--- Data records ---

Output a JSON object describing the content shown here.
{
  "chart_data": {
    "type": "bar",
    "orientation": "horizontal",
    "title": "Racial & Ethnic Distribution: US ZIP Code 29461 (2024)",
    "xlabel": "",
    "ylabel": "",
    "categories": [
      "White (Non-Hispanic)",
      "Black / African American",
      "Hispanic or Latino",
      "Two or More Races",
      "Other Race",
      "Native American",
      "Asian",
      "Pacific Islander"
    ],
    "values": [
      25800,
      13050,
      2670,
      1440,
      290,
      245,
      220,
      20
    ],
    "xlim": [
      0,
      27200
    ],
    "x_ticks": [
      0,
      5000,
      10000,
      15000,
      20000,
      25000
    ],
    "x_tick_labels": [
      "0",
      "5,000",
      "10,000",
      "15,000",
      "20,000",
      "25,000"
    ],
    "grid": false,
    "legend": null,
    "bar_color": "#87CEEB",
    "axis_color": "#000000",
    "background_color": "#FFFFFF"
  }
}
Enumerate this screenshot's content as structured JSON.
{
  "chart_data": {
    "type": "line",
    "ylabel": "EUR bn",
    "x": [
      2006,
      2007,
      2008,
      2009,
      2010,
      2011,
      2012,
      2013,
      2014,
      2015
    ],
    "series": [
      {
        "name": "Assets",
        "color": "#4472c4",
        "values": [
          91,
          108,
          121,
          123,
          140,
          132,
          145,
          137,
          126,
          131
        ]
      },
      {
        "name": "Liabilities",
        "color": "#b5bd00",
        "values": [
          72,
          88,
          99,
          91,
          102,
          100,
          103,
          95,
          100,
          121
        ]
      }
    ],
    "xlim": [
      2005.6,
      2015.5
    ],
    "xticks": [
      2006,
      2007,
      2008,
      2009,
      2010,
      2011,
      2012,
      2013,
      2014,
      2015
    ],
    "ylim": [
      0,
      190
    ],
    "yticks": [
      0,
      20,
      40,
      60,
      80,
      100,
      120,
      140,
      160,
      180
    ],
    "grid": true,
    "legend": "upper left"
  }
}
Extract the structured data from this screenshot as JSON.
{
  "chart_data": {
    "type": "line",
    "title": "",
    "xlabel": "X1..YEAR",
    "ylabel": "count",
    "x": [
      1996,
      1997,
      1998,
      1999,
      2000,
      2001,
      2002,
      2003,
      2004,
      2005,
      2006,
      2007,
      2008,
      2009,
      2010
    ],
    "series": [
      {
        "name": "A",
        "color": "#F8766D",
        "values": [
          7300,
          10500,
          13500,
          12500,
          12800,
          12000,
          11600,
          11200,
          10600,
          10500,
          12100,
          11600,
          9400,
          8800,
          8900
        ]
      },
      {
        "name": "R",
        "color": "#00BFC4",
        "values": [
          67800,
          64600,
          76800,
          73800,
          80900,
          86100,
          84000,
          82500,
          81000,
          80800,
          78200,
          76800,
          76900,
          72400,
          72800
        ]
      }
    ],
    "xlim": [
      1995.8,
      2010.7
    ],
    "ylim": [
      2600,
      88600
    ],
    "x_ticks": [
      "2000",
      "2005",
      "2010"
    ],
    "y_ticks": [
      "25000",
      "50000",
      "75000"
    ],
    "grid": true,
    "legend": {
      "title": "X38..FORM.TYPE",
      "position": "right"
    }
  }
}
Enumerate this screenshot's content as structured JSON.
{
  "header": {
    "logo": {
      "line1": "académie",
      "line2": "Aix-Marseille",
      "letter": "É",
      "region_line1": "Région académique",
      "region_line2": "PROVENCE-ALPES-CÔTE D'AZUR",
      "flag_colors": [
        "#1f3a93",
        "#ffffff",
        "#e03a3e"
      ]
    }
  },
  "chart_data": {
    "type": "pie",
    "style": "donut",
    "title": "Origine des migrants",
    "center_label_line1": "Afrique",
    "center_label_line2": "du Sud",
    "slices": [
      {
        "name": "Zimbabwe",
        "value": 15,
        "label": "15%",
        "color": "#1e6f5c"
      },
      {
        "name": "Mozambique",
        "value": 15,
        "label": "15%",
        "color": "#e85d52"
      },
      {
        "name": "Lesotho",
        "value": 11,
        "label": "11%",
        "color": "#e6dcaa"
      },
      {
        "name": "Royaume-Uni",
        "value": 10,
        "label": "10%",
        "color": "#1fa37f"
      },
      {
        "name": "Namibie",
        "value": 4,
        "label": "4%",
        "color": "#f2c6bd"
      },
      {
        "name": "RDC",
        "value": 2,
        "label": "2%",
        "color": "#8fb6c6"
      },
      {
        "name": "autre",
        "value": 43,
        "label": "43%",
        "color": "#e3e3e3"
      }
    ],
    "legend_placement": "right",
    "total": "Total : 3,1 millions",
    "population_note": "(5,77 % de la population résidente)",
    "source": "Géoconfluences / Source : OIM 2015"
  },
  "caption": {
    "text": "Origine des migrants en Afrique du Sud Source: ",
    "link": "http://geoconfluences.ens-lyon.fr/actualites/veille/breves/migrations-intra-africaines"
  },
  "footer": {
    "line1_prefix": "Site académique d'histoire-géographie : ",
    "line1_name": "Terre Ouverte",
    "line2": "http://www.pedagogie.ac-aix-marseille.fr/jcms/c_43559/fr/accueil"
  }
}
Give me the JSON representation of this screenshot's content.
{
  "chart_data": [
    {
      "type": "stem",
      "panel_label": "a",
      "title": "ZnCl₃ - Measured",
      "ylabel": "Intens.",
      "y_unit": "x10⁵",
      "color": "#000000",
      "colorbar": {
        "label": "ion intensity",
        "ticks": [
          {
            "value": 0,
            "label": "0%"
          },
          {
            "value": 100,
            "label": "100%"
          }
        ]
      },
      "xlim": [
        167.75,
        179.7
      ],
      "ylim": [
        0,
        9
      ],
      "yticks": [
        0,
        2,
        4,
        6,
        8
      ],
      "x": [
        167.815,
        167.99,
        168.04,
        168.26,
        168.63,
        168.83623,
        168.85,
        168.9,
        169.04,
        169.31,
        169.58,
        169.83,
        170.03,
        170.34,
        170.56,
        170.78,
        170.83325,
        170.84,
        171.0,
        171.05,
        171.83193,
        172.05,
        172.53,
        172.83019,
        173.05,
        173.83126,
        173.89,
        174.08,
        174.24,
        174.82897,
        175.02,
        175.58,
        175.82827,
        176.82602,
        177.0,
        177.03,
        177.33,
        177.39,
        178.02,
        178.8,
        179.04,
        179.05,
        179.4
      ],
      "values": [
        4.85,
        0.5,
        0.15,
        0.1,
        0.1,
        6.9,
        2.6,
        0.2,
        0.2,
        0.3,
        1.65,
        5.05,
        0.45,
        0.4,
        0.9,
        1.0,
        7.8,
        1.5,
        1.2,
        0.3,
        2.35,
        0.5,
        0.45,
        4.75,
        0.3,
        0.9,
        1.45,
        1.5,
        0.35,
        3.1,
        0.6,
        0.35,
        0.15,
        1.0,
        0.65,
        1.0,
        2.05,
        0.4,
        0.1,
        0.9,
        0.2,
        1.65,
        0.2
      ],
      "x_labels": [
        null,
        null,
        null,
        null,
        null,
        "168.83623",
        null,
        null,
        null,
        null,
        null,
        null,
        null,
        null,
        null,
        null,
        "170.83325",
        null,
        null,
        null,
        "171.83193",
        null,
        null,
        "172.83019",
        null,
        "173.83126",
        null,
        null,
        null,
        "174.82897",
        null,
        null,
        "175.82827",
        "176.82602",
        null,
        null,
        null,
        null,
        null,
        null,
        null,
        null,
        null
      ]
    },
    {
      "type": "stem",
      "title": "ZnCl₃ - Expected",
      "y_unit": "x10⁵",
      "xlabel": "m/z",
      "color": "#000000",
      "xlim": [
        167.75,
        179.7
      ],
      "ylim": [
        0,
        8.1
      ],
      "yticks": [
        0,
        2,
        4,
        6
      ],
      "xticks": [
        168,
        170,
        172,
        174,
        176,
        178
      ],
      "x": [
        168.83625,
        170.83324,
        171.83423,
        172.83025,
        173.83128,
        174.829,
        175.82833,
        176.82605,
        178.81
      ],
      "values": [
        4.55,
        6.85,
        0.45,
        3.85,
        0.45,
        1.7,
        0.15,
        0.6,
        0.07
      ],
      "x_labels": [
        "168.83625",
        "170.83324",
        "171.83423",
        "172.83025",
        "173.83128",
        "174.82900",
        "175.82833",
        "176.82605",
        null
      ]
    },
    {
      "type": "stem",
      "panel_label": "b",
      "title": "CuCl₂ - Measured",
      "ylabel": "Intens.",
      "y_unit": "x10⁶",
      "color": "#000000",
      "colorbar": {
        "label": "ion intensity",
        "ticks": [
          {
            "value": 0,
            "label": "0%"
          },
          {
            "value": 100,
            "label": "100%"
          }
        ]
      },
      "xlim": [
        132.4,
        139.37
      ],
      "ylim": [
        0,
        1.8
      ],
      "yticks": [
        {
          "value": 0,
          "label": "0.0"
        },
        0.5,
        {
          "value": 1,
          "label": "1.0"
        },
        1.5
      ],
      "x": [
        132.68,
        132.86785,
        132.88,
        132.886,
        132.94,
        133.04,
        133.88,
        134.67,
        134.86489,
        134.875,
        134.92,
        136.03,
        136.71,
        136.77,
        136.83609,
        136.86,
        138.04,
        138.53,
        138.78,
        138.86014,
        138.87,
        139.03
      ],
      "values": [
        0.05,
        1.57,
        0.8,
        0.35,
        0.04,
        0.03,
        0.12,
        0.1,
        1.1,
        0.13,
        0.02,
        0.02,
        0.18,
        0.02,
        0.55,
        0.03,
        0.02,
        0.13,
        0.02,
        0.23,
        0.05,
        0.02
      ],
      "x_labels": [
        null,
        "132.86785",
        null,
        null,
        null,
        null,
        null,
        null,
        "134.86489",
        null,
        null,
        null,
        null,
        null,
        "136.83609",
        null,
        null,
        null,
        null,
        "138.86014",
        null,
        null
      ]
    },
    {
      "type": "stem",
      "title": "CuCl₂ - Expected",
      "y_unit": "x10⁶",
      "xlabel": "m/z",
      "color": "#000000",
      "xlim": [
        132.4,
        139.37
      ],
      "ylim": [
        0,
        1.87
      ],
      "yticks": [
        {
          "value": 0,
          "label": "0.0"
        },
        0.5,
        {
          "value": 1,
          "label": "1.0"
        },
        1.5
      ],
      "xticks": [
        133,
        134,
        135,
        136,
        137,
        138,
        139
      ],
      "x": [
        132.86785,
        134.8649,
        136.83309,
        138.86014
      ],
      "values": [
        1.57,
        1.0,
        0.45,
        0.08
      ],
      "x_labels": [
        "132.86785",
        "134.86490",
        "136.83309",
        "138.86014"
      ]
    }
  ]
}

--- What you are asked to do ---
Go through the records. Copy each line where "migrants" appears.

--- Solved problem ---
    "title": "Origine des migrants",
    "text": "Origine des migrants en Afrique du Sud Source: ",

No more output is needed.